Work to complete: Please return the full listing below without altering anything.

Dataset rows:
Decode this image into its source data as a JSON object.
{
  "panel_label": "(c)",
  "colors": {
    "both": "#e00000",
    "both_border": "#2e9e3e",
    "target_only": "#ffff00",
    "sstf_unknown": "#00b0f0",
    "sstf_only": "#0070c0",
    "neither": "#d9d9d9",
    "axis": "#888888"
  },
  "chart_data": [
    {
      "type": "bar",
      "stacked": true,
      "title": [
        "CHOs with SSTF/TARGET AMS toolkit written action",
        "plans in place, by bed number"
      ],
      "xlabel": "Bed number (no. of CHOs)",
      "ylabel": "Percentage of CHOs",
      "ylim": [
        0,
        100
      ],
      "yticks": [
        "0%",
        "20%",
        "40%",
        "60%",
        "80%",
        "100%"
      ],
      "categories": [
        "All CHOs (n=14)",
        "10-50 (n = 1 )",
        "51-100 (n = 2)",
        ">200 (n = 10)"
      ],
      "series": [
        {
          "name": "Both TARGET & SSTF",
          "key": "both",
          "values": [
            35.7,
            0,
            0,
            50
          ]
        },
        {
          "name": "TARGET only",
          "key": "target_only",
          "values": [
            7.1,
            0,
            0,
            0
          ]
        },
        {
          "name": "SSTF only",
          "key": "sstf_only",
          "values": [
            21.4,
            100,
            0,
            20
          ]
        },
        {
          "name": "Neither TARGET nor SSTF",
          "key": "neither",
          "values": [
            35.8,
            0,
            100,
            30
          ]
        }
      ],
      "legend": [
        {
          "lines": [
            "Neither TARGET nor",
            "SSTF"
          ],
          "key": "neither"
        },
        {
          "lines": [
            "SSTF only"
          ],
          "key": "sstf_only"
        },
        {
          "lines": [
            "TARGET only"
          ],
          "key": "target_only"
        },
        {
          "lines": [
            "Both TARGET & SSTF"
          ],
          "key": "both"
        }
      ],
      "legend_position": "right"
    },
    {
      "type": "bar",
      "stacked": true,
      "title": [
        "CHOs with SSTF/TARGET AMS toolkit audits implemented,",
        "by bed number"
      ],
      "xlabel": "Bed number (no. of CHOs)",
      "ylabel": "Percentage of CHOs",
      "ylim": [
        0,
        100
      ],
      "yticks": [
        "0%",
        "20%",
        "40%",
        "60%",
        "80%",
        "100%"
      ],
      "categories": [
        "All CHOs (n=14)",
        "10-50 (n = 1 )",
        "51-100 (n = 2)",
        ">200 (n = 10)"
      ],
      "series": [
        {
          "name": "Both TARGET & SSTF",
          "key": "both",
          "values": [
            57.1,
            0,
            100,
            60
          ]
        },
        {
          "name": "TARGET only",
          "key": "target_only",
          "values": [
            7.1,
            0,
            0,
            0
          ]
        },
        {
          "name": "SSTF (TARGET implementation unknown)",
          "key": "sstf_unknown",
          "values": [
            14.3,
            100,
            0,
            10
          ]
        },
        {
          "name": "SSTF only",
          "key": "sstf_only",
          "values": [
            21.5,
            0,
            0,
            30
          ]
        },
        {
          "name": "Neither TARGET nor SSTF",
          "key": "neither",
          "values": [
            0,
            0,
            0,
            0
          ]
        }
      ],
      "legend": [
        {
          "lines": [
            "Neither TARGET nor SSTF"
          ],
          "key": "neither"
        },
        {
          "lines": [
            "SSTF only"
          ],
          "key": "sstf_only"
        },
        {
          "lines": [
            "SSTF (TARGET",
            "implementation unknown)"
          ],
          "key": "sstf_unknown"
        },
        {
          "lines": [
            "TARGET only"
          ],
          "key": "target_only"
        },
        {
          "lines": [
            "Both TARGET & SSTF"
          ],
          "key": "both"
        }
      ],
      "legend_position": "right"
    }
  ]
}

Full solution:
Decode this image into its source data as a JSON object.
{
  "panel_label": "(c)",
  "colors": {
    "both": "#e00000",
    "both_border": "#2e9e3e",
    "target_only": "#ffff00",
    "sstf_unknown": "#00b0f0",
    "sstf_only": "#0070c0",
    "neither": "#d9d9d9",
    "axis": "#888888"
  },
  "chart_data": [
    {
      "type": "bar",
      "stacked": true,
      "title": [
        "CHOs with SSTF/TARGET AMS toolkit written action",
        "plans in place, by bed number"
      ],
      "xlabel": "Bed number (no. of CHOs)",
      "ylabel": "Percentage of CHOs",
      "ylim": [
        0,
        100
      ],
      "yticks": [
        "0%",
        "20%",
        "40%",
        "60%",
        "80%",
        "100%"
      ],
      "categories": [
        "All CHOs (n=14)",
        "10-50 (n = 1 )",
        "51-100 (n = 2)",
        ">200 (n = 10)"
      ],
      "series": [
        {
          "name": "Both TARGET & SSTF",
          "key": "both",
          "values": [
            35.7,
            0,
            0,
            50
          ]
        },
        {
          "name": "TARGET only",
          "key": "target_only",
          "values": [
            7.1,
            0,
            0,
            0
          ]
        },
        {
          "name": "SSTF only",
          "key": "sstf_only",
          "values": [
            21.4,
            100,
            0,
            20
          ]
        },
        {
          "name": "Neither TARGET nor SSTF",
          "key": "neither",
          "values": [
            35.8,
            0,
            100,
            30
          ]
        }
      ],
      "legend": [
        {
          "lines": [
            "Neither TARGET nor",
            "SSTF"
          ],
          "key": "neither"
        },
        {
          "lines": [
            "SSTF only"
          ],
          "key": "sstf_only"
        },
        {
          "lines": [
            "TARGET only"
          ],
          "key": "target_only"
        },
        {
          "lines": [
            "Both TARGET & SSTF"
          ],
          "key": "both"
        }
      ],
      "legend_position": "right"
    },
    {
      "type": "bar",
      "stacked": true,
      "title": [
        "CHOs with SSTF/TARGET AMS toolkit audits implemented,",
        "by bed number"
      ],
      "xlabel": "Bed number (no. of CHOs)",
      "ylabel": "Percentage of CHOs",
      "ylim": [
        0,
        100
      ],
      "yticks": [
        "0%",
        "20%",
        "40%",
        "60%",
        "80%",
        "100%"
      ],
      "categories": [
        "All CHOs (n=14)",
        "10-50 (n = 1 )",
        "51-100 (n = 2)",
        ">200 (n = 10)"
      ],
      "series": [
        {
          "name": "Both TARGET & SSTF",
          "key": "both",
          "values": [
            57.1,
            0,
            100,
            60
          ]
        },
        {
          "name": "TARGET only",
          "key": "target_only",
          "values": [
            7.1,
            0,
            0,
            0
          ]
        },
        {
          "name": "SSTF (TARGET implementation unknown)",
          "key": "sstf_unknown",
          "values": [
            14.3,
            100,
            0,
            10
          ]
        },
        {
          "name": "SSTF only",
          "key": "sstf_only",
          "values": [
            21.5,
            0,
            0,
            30
          ]
        },
        {
          "name": "Neither TARGET nor SSTF",
          "key": "neither",
          "values": [
            0,
            0,
            0,
            0
          ]
        }
      ],
      "legend": [
        {
          "lines": [
            "Neither TARGET nor SSTF"
          ],
          "key": "neither"
        },
        {
          "lines": [
            "SSTF only"
          ],
          "key": "sstf_only"
        },
        {
          "lines": [
            "SSTF (TARGET",
            "implementation unknown)"
          ],
          "key": "sstf_unknown"
        },
        {
          "lines": [
            "TARGET only"
          ],
          "key": "target_only"
        },
        {
          "lines": [
            "Both TARGET & SSTF"
          ],
          "key": "both"
        }
      ],
      "legend_position": "right"
    }
  ]
}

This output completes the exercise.